Source extract:
════════════════

There’s a new version, a streaming series from Netflix, called “Ripley.” I turned to it eagerly and watched with puzzlement. It is unrelievedly ugly. Grimy, gloomy, grim. Tom Ripley is now charmless, a pale and watchful slug slithering through ancient rooms. He isn’t bright, eager, endearing, only predatory. No one would want to know him! Which makes the story make no sense. Again, Ripley is a sociopath, but few could tell because he seemed so sweet and easy. In the original movie, Philip Seymour Hoffman has an unforgettable turn as a jazz-loving, prep-schooled, in-crowd snob. In this version that character is mirthless, genderless, hidden. No one would want to know him either. Marge, the Paltrow role in the movie, is ponderous and plain, like a lost 1970s hippie, which undercuts a small part of the tragedy: Why is the lovely woman so in love with a careless idler who loves no one?

════════════════

Extracted records:
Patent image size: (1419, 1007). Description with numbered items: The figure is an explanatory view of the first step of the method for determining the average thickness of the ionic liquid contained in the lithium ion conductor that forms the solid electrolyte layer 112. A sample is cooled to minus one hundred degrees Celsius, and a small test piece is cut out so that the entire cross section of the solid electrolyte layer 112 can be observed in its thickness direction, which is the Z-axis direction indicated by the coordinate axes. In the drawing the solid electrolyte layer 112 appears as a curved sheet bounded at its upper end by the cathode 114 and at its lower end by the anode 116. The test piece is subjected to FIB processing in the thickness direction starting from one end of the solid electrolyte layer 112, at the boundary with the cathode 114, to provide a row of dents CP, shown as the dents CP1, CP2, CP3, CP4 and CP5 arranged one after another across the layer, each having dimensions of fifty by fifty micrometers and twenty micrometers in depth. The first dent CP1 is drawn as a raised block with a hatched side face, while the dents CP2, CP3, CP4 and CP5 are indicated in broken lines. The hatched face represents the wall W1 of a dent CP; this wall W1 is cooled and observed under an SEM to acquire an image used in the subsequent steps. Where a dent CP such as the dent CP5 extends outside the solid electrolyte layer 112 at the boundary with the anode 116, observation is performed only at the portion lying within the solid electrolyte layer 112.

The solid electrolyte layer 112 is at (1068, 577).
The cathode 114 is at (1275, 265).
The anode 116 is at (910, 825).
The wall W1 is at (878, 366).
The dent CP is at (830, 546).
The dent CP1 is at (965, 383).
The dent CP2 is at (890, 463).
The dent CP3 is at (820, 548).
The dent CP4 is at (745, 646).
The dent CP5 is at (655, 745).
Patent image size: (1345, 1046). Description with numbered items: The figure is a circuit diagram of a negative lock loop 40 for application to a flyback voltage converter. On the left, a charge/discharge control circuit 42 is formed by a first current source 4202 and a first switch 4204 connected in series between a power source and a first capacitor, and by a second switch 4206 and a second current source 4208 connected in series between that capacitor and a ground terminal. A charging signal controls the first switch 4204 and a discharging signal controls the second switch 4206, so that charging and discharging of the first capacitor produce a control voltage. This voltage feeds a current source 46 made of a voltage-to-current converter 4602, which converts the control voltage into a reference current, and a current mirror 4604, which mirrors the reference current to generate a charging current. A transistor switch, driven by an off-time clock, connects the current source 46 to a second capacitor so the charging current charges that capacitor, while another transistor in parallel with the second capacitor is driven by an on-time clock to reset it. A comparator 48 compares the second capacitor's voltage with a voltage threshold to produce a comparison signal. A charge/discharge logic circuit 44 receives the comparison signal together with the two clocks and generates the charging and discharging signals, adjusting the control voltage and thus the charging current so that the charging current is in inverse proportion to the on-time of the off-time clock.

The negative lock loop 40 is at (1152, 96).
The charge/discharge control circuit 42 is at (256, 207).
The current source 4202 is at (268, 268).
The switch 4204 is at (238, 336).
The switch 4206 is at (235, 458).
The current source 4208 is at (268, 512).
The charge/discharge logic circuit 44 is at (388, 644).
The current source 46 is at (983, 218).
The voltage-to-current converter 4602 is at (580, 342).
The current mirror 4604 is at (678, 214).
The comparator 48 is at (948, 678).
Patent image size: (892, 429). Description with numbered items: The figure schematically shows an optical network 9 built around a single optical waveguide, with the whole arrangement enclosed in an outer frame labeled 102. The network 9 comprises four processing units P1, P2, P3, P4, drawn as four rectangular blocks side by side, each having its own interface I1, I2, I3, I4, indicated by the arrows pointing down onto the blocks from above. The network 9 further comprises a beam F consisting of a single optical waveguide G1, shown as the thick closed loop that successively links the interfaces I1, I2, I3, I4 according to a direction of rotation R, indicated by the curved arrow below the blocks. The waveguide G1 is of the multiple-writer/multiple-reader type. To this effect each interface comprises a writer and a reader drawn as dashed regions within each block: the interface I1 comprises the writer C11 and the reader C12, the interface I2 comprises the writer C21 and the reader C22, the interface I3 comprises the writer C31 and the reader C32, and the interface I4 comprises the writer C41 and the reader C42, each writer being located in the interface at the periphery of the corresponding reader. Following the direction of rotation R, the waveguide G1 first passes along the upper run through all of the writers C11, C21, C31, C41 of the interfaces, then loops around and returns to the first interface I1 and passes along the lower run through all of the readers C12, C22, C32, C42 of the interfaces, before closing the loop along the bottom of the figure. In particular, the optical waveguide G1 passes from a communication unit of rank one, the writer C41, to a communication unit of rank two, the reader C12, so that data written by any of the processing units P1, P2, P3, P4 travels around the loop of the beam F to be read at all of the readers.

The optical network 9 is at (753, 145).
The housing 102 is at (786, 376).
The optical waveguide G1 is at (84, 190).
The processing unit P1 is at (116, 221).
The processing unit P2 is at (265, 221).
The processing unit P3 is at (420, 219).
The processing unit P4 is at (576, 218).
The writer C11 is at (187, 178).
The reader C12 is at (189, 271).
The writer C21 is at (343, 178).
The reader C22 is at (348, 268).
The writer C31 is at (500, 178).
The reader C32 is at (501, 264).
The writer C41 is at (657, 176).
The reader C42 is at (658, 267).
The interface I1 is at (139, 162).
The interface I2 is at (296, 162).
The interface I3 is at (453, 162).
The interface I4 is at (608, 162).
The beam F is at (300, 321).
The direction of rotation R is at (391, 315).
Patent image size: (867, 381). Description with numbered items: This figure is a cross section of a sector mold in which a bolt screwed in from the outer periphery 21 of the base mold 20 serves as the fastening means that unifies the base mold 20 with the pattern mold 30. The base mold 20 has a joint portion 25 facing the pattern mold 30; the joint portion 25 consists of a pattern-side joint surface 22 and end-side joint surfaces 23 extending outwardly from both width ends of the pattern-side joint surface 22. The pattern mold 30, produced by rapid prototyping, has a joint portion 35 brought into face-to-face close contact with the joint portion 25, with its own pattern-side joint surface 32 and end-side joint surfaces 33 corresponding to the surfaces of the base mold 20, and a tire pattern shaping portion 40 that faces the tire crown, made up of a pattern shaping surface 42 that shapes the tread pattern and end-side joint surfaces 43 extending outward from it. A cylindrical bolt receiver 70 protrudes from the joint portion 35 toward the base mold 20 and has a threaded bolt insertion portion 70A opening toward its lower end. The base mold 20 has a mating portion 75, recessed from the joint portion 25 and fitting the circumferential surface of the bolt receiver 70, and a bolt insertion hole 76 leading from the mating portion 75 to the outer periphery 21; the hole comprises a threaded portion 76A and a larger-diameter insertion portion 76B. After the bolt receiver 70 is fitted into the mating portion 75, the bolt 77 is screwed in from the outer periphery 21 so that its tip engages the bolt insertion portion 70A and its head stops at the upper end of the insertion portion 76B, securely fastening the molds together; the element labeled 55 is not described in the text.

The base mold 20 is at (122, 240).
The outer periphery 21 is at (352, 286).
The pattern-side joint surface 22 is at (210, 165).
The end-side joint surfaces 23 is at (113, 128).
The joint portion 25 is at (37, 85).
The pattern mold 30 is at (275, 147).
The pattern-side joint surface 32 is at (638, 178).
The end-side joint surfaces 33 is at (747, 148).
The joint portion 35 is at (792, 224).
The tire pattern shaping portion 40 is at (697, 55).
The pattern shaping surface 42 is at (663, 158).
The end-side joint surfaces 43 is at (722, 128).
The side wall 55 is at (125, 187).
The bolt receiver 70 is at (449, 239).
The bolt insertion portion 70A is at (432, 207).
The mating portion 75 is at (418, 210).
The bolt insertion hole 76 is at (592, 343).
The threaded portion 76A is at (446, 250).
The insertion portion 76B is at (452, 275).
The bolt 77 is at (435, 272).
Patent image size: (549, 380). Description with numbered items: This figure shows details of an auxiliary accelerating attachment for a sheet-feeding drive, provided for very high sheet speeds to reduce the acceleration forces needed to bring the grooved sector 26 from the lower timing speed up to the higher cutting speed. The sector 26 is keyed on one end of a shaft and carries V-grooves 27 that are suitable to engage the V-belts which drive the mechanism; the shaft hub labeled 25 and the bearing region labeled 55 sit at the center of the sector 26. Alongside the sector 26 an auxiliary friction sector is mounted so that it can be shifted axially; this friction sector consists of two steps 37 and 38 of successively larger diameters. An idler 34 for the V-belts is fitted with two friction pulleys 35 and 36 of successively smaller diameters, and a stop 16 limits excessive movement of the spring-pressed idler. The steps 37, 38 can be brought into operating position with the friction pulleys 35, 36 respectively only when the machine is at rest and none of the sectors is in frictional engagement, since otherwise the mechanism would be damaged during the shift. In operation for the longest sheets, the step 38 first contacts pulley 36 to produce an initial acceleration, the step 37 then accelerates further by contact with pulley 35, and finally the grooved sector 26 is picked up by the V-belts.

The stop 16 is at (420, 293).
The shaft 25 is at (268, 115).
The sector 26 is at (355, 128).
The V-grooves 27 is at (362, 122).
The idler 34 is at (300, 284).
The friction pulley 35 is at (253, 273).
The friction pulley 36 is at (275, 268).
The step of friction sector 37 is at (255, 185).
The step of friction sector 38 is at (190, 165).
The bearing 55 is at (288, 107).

════════════════

Problem details: Set down the passage on the Netflix series "Ripley" word for word, in full.

Full solution:
There’s a new version, a streaming series from Netflix, called “Ripley.” I turned to it eagerly and watched with puzzlement. It is unrelievedly ugly. Grimy, gloomy, grim. Tom Ripley is now charmless, a pale and watchful slug slithering through ancient rooms. He isn’t bright, eager, endearing, only predatory. No one would want to know him! Which makes the story make no sense. Again, Ripley is a sociopath, but few could tell because he seemed so sweet and easy. In the original movie, Philip Seymour Hoffman has an unforgettable turn as a jazz-loving, prep-schooled, in-crowd snob. In this version that character is mirthless, genderless, hidden. No one would want to know him either. Marge, the Paltrow role in the movie, is ponderous and plain, like a lost 1970s hippie, which undercuts a small part of the tragedy: Why is the lovely woman so in love with a careless idler who loves no one?